* Start *
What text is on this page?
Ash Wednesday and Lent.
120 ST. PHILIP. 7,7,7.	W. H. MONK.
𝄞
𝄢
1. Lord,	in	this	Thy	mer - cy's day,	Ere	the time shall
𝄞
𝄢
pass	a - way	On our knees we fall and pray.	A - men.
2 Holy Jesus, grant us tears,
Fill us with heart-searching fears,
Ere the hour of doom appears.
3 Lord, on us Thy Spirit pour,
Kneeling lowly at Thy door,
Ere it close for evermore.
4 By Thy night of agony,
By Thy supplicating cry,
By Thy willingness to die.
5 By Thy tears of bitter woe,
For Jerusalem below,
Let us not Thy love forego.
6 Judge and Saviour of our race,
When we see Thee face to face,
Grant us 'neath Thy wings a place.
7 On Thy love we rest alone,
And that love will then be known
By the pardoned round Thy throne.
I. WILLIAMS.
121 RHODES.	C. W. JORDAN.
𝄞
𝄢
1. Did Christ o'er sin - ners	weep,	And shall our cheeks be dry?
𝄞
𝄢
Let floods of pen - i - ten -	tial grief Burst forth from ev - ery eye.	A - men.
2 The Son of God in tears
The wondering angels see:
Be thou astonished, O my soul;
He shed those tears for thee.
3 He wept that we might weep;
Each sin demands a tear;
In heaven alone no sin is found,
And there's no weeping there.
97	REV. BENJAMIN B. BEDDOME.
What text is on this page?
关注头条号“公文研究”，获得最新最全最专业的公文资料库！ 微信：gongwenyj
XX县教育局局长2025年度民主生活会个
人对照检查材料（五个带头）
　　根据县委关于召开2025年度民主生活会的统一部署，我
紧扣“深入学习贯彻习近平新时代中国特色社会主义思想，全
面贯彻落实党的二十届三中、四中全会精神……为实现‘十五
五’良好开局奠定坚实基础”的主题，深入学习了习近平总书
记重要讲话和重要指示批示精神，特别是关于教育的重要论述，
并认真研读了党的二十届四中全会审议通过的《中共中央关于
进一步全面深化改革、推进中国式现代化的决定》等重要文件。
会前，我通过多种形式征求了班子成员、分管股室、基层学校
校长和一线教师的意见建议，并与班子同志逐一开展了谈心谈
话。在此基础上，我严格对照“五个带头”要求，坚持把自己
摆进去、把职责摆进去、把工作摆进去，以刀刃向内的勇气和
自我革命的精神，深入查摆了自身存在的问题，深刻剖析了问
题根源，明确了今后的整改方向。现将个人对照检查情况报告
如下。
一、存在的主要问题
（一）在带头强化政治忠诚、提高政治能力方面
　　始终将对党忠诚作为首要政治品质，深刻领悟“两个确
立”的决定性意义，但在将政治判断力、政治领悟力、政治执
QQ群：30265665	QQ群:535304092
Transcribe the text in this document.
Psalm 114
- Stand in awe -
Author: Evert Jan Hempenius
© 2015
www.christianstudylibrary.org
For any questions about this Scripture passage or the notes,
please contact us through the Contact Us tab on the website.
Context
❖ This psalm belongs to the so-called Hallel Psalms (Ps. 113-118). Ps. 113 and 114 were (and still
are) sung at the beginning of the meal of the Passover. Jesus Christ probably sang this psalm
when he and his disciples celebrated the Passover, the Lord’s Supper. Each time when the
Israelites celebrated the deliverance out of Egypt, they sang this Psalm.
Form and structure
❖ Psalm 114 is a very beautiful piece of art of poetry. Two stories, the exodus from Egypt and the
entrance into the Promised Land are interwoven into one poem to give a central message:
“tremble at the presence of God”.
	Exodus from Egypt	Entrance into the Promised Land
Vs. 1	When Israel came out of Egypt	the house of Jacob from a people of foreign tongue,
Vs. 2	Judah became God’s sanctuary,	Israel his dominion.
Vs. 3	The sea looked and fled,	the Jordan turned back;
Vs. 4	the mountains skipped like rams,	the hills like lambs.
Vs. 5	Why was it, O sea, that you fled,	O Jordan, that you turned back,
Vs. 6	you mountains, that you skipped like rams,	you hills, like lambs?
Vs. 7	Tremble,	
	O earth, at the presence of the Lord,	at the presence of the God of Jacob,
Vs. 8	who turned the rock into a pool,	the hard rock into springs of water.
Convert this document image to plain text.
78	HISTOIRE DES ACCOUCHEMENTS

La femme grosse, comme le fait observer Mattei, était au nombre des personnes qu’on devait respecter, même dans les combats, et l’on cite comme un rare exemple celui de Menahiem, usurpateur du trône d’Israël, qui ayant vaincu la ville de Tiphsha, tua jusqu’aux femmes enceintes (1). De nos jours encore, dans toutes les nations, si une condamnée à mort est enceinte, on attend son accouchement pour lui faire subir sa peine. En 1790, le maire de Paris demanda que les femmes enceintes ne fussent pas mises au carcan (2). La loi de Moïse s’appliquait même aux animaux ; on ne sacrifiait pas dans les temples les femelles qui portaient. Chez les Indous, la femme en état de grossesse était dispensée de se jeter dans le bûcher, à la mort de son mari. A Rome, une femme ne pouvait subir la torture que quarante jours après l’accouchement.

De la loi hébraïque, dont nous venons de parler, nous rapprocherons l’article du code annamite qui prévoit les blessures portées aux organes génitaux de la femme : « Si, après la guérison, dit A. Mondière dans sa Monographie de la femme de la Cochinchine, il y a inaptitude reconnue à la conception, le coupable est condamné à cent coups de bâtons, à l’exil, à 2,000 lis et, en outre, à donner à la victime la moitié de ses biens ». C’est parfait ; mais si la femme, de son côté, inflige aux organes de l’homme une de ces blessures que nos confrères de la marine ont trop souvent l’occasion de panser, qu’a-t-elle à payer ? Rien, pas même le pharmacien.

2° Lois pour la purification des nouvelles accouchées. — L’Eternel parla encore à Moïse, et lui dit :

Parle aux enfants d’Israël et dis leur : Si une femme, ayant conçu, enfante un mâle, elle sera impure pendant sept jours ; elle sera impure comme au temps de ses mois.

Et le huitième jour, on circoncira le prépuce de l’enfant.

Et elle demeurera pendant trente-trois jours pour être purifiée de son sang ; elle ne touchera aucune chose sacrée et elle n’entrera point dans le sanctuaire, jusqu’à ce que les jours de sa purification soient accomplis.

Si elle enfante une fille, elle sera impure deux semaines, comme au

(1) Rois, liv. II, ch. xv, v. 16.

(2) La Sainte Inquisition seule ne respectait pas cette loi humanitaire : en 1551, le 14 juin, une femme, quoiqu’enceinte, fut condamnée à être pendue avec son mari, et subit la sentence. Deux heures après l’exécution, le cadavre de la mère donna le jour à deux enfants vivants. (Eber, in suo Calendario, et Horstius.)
* End *
__EXERCISE DETAILS__
Copy each line of the records containing the string "Promised".

__OUTPUT BELOW__
entrance into the Promised Land are interwoven into one poem to give a central message:
	Exodus from Egypt	Entrance into the Promised Land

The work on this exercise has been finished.